◆ **Work required**
Filter the records for lines holding the string "icon".

◆ **Records provided**
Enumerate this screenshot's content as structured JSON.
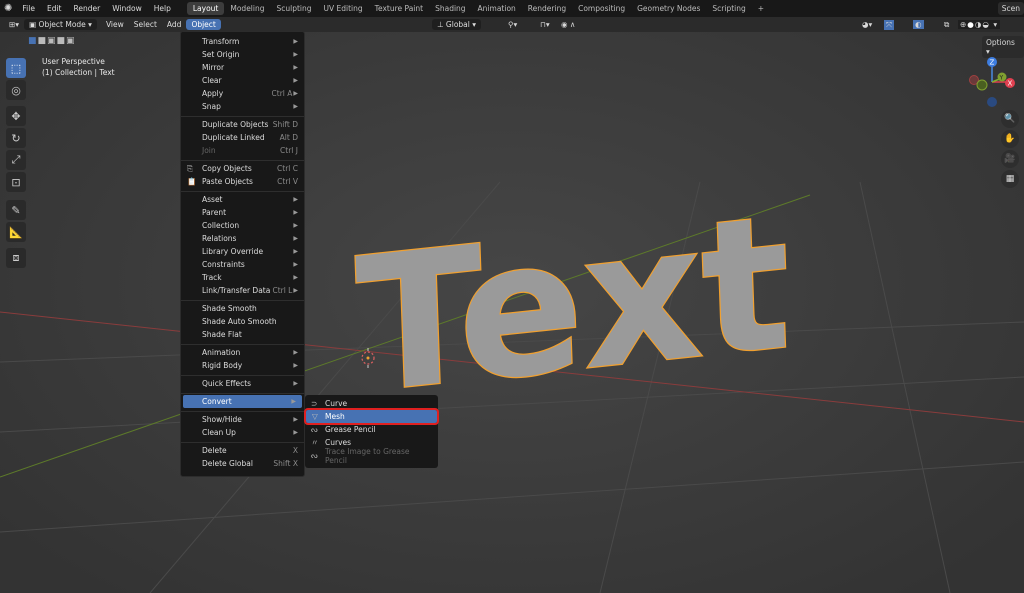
{
  "topbar": {
    "menus": [
      "File",
      "Edit",
      "Render",
      "Window",
      "Help"
    ],
    "workspaces": [
      "Layout",
      "Modeling",
      "Sculpting",
      "UV Editing",
      "Texture Paint",
      "Shading",
      "Animation",
      "Rendering",
      "Compositing",
      "Geometry Nodes",
      "Scripting"
    ],
    "active_workspace": "Layout",
    "add_tab": "+",
    "scene": "Scen"
  },
  "header": {
    "mode": "Object Mode",
    "menus": [
      "View",
      "Select",
      "Add",
      "Object"
    ],
    "active_menu": "Object",
    "orientation": "Global",
    "options": "Options"
  },
  "viewport": {
    "view_name": "User Perspective",
    "collection": "(1) Collection | Text",
    "object_text": "Text",
    "accent": "#4772b3",
    "selection_outline": "#f0a030"
  },
  "object_menu": [
    [
      {
        "label": "Transform",
        "sub": true
      },
      {
        "label": "Set Origin",
        "sub": true
      },
      {
        "label": "Mirror",
        "sub": true
      },
      {
        "label": "Clear",
        "sub": true
      },
      {
        "label": "Apply",
        "shortcut": "Ctrl A",
        "sub": true
      },
      {
        "label": "Snap",
        "sub": true
      }
    ],
    [
      {
        "label": "Duplicate Objects",
        "shortcut": "Shift D"
      },
      {
        "label": "Duplicate Linked",
        "shortcut": "Alt D"
      },
      {
        "label": "Join",
        "shortcut": "Ctrl J",
        "disabled": true
      }
    ],
    [
      {
        "label": "Copy Objects",
        "shortcut": "Ctrl C",
        "icon": "copy-icon"
      },
      {
        "label": "Paste Objects",
        "shortcut": "Ctrl V",
        "icon": "paste-icon"
      }
    ],
    [
      {
        "label": "Asset",
        "sub": true
      },
      {
        "label": "Parent",
        "sub": true
      },
      {
        "label": "Collection",
        "sub": true
      },
      {
        "label": "Relations",
        "sub": true
      },
      {
        "label": "Library Override",
        "sub": true
      },
      {
        "label": "Constraints",
        "sub": true
      },
      {
        "label": "Track",
        "sub": true
      },
      {
        "label": "Link/Transfer Data",
        "shortcut": "Ctrl L",
        "sub": true
      }
    ],
    [
      {
        "label": "Shade Smooth"
      },
      {
        "label": "Shade Auto Smooth"
      },
      {
        "label": "Shade Flat"
      }
    ],
    [
      {
        "label": "Animation",
        "sub": true
      },
      {
        "label": "Rigid Body",
        "sub": true
      }
    ],
    [
      {
        "label": "Quick Effects",
        "sub": true
      }
    ],
    [
      {
        "label": "Convert",
        "sub": true,
        "highlighted": true
      }
    ],
    [
      {
        "label": "Show/Hide",
        "sub": true
      },
      {
        "label": "Clean Up",
        "sub": true
      }
    ],
    [
      {
        "label": "Delete",
        "shortcut": "X"
      },
      {
        "label": "Delete Global",
        "shortcut": "Shift X"
      }
    ]
  ],
  "convert_menu": [
    {
      "label": "Curve",
      "icon": "curve-icon"
    },
    {
      "label": "Mesh",
      "icon": "mesh-icon",
      "highlighted": true
    },
    {
      "label": "Grease Pencil",
      "icon": "grease-pencil-icon"
    },
    {
      "label": "Curves",
      "icon": "curves-icon"
    },
    {
      "label": "Trace Image to Grease Pencil",
      "icon": "trace-icon",
      "disabled": true
    }
  ]
}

◆ **Task solution**
        "icon": "copy-icon"
        "icon": "paste-icon"
      "icon": "curve-icon"
      "icon": "mesh-icon",
      "icon": "grease-pencil-icon"
      "icon": "curves-icon"
      "icon": "trace-icon",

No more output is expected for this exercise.